== Some records ==

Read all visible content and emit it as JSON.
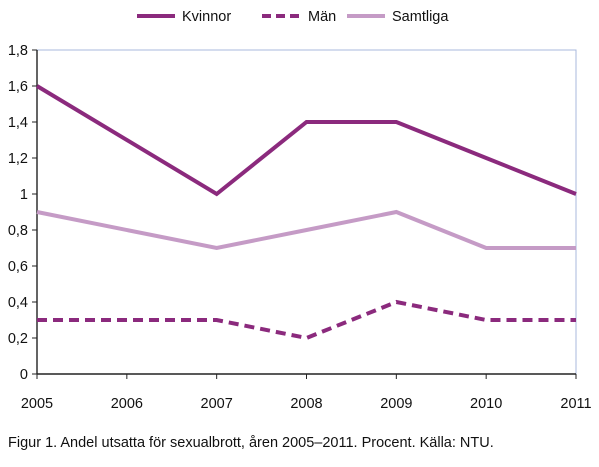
{
  "caption": "Figur 1. Andel utsatta för sexualbrott, åren 2005–2011. Procent. Källa: NTU.",
  "chart_data": {
    "type": "line",
    "x": [
      "2005",
      "2006",
      "2007",
      "2008",
      "2009",
      "2010",
      "2011"
    ],
    "ylim": [
      0,
      1.8
    ],
    "yticks": [
      "0",
      "0,2",
      "0,4",
      "0,6",
      "0,8",
      "1",
      "1,2",
      "1,4",
      "1,6",
      "1,8"
    ],
    "legend_position": "top",
    "grid": false,
    "series": [
      {
        "name": "Kvinnor",
        "style": "solid",
        "color": "#8b2a7d",
        "values": [
          1.6,
          null,
          1.0,
          1.4,
          1.4,
          1.2,
          1.0
        ]
      },
      {
        "name": "Män",
        "style": "dashed",
        "color": "#8b2a7d",
        "values": [
          0.3,
          null,
          0.3,
          0.2,
          0.4,
          0.3,
          0.3
        ]
      },
      {
        "name": "Samtliga",
        "style": "solid",
        "color": "#c59bc6",
        "values": [
          0.9,
          null,
          0.7,
          0.8,
          0.9,
          0.7,
          0.7
        ]
      }
    ]
  }
}
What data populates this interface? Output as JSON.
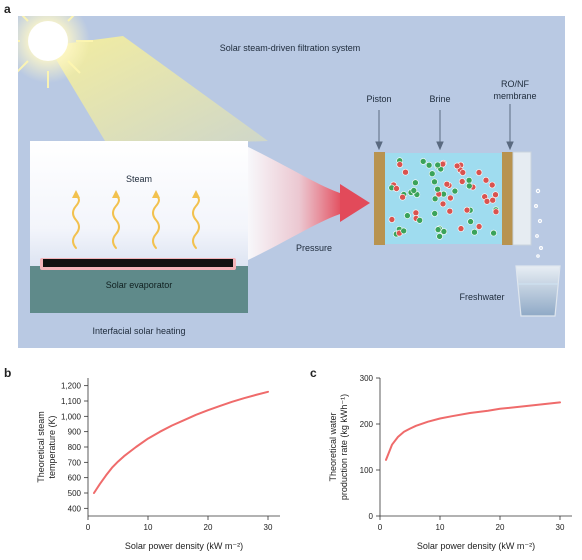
{
  "panel_a": {
    "letter": "a",
    "title": "Solar steam-driven filtration system",
    "labels": {
      "steam": "Steam",
      "evaporator": "Solar evaporator",
      "heating": "Interfacial solar heating",
      "pressure": "Pressure",
      "piston": "Piston",
      "brine": "Brine",
      "membrane_line1": "RO/NF",
      "membrane_line2": "membrane",
      "freshwater": "Freshwater"
    },
    "colors": {
      "background": "#b9c9e3",
      "base": "#5f8a8a",
      "piston": "#b8934f",
      "water": "#9fdcef",
      "molecule_red": "#d9534f",
      "molecule_green": "#3aa35a",
      "arrow": "#e24a5a",
      "sun": "#fff7b0",
      "steam_wave": "#f2c14e"
    }
  },
  "chart_data": [
    {
      "type": "line",
      "letter": "b",
      "xlabel": "Solar power density (kW m⁻²)",
      "ylabel_line1": "Theoretical steam",
      "ylabel_line2": "temperature (K)",
      "xlim": [
        0,
        32
      ],
      "ylim": [
        350,
        1250
      ],
      "xticks": [
        0,
        10,
        20,
        30
      ],
      "yticks": [
        400,
        500,
        600,
        700,
        800,
        900,
        1000,
        1100,
        1200
      ],
      "ytick_labels": [
        "400",
        "500",
        "600",
        "700",
        "800",
        "900",
        "1,000",
        "1,100",
        "1,200"
      ],
      "color": "#ef6b6b",
      "x": [
        1,
        2,
        3,
        4,
        5,
        6,
        8,
        10,
        12,
        14,
        16,
        18,
        20,
        22,
        24,
        26,
        28,
        30
      ],
      "y": [
        500,
        560,
        615,
        665,
        705,
        740,
        800,
        855,
        900,
        940,
        975,
        1010,
        1040,
        1068,
        1095,
        1118,
        1140,
        1160
      ]
    },
    {
      "type": "line",
      "letter": "c",
      "xlabel": "Solar power density (kW m⁻²)",
      "ylabel_line1": "Theoretical water",
      "ylabel_line2": "production rate (kg kWh⁻¹)",
      "xlim": [
        0,
        32
      ],
      "ylim": [
        0,
        300
      ],
      "xticks": [
        0,
        10,
        20,
        30
      ],
      "yticks": [
        0,
        100,
        200,
        300
      ],
      "ytick_labels": [
        "0",
        "100",
        "200",
        "300"
      ],
      "color": "#ef6b6b",
      "x": [
        1,
        2,
        3,
        4,
        5,
        6,
        8,
        10,
        12,
        15,
        18,
        20,
        25,
        30
      ],
      "y": [
        122,
        155,
        172,
        183,
        190,
        196,
        205,
        212,
        217,
        224,
        229,
        233,
        240,
        247
      ]
    }
  ]
}
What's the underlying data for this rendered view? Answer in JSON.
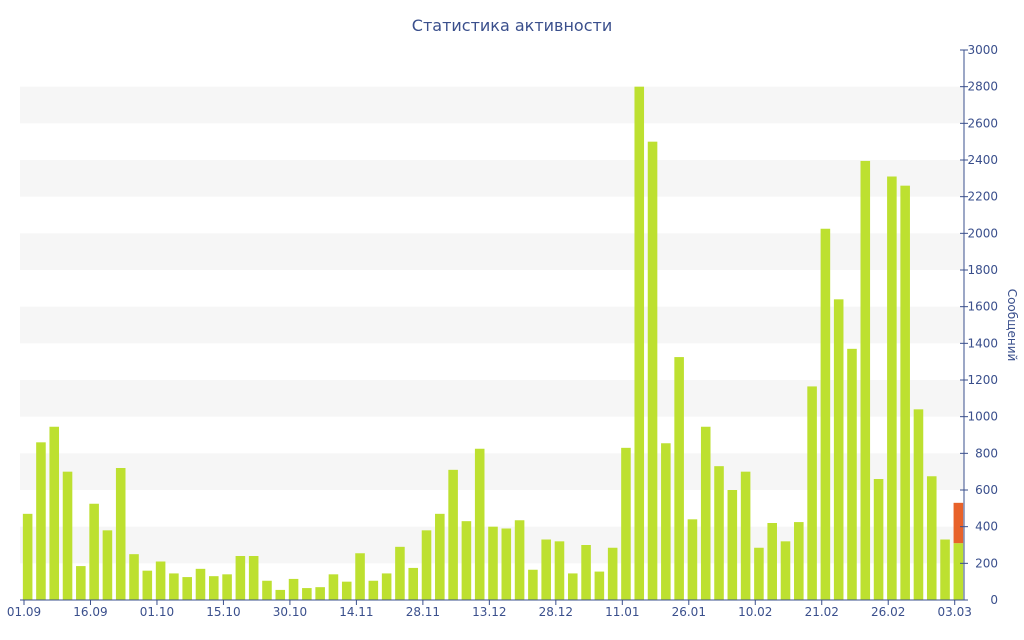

== Task ==
Reproduce the data word for word, excluding its pictures.

== Task response ==
Read all visible content and emit it as JSON.
{
  "caption": "Figur 1. Andel utsatta för sexualbrott, åren 2005–2011. Procent. Källa: NTU.",
  "chart_data": {
    "type": "line",
    "x": [
      "2005",
      "2006",
      "2007",
      "2008",
      "2009",
      "2010",
      "2011"
    ],
    "ylim": [
      0,
      1.8
    ],
    "yticks": [
      "0",
      "0,2",
      "0,4",
      "0,6",
      "0,8",
      "1",
      "1,2",
      "1,4",
      "1,6",
      "1,8"
    ],
    "legend_position": "top",
    "grid": false,
    "series": [
      {
        "name": "Kvinnor",
        "style": "solid",
        "color": "#8b2a7d",
        "values": [
          1.6,
          null,
          1.0,
          1.4,
          1.4,
          1.2,
          1.0
        ]
      },
      {
        "name": "Män",
        "style": "dashed",
        "color": "#8b2a7d",
        "values": [
          0.3,
          null,
          0.3,
          0.2,
          0.4,
          0.3,
          0.3
        ]
      },
      {
        "name": "Samtliga",
        "style": "solid",
        "color": "#c59bc6",
        "values": [
          0.9,
          null,
          0.7,
          0.8,
          0.9,
          0.7,
          0.7
        ]
      }
    ]
  }
}
What data populates this interface? Output as JSON.
{
  "panel_a": {
    "letter": "a",
    "title": "Solar steam-driven filtration system",
    "labels": {
      "steam": "Steam",
      "evaporator": "Solar evaporator",
      "heating": "Interfacial solar heating",
      "pressure": "Pressure",
      "piston": "Piston",
      "brine": "Brine",
      "membrane_line1": "RO/NF",
      "membrane_line2": "membrane",
      "freshwater": "Freshwater"
    },
    "colors": {
      "background": "#b9c9e3",
      "base": "#5f8a8a",
      "piston": "#b8934f",
      "water": "#9fdcef",
      "molecule_red": "#d9534f",
      "molecule_green": "#3aa35a",
      "arrow": "#e24a5a",
      "sun": "#fff7b0",
      "steam_wave": "#f2c14e"
    }
  },
  "chart_data": [
    {
      "type": "line",
      "letter": "b",
      "xlabel": "Solar power density (kW m⁻²)",
      "ylabel_line1": "Theoretical steam",
      "ylabel_line2": "temperature (K)",
      "xlim": [
        0,
        32
      ],
      "ylim": [
        350,
        1250
      ],
      "xticks": [
        0,
        10,
        20,
        30
      ],
      "yticks": [
        400,
        500,
        600,
        700,
        800,
        900,
        1000,
        1100,
        1200
      ],
      "ytick_labels": [
        "400",
        "500",
        "600",
        "700",
        "800",
        "900",
        "1,000",
        "1,100",
        "1,200"
      ],
      "color": "#ef6b6b",
      "x": [
        1,
        2,
        3,
        4,
        5,
        6,
        8,
        10,
        12,
        14,
        16,
        18,
        20,
        22,
        24,
        26,
        28,
        30
      ],
      "y": [
        500,
        560,
        615,
        665,
        705,
        740,
        800,
        855,
        900,
        940,
        975,
        1010,
        1040,
        1068,
        1095,
        1118,
        1140,
        1160
      ]
    },
    {
      "type": "line",
      "letter": "c",
      "xlabel": "Solar power density (kW m⁻²)",
      "ylabel_line1": "Theoretical water",
      "ylabel_line2": "production rate (kg kWh⁻¹)",
      "xlim": [
        0,
        32
      ],
      "ylim": [
        0,
        300
      ],
      "xticks": [
        0,
        10,
        20,
        30
      ],
      "yticks": [
        0,
        100,
        200,
        300
      ],
      "ytick_labels": [
        "0",
        "100",
        "200",
        "300"
      ],
      "color": "#ef6b6b",
      "x": [
        1,
        2,
        3,
        4,
        5,
        6,
        8,
        10,
        12,
        15,
        18,
        20,
        25,
        30
      ],
      "y": [
        122,
        155,
        172,
        183,
        190,
        196,
        205,
        212,
        217,
        224,
        229,
        233,
        240,
        247
      ]
    }
  ]
}
What's the underlying data for this rendered view? Answer in JSON.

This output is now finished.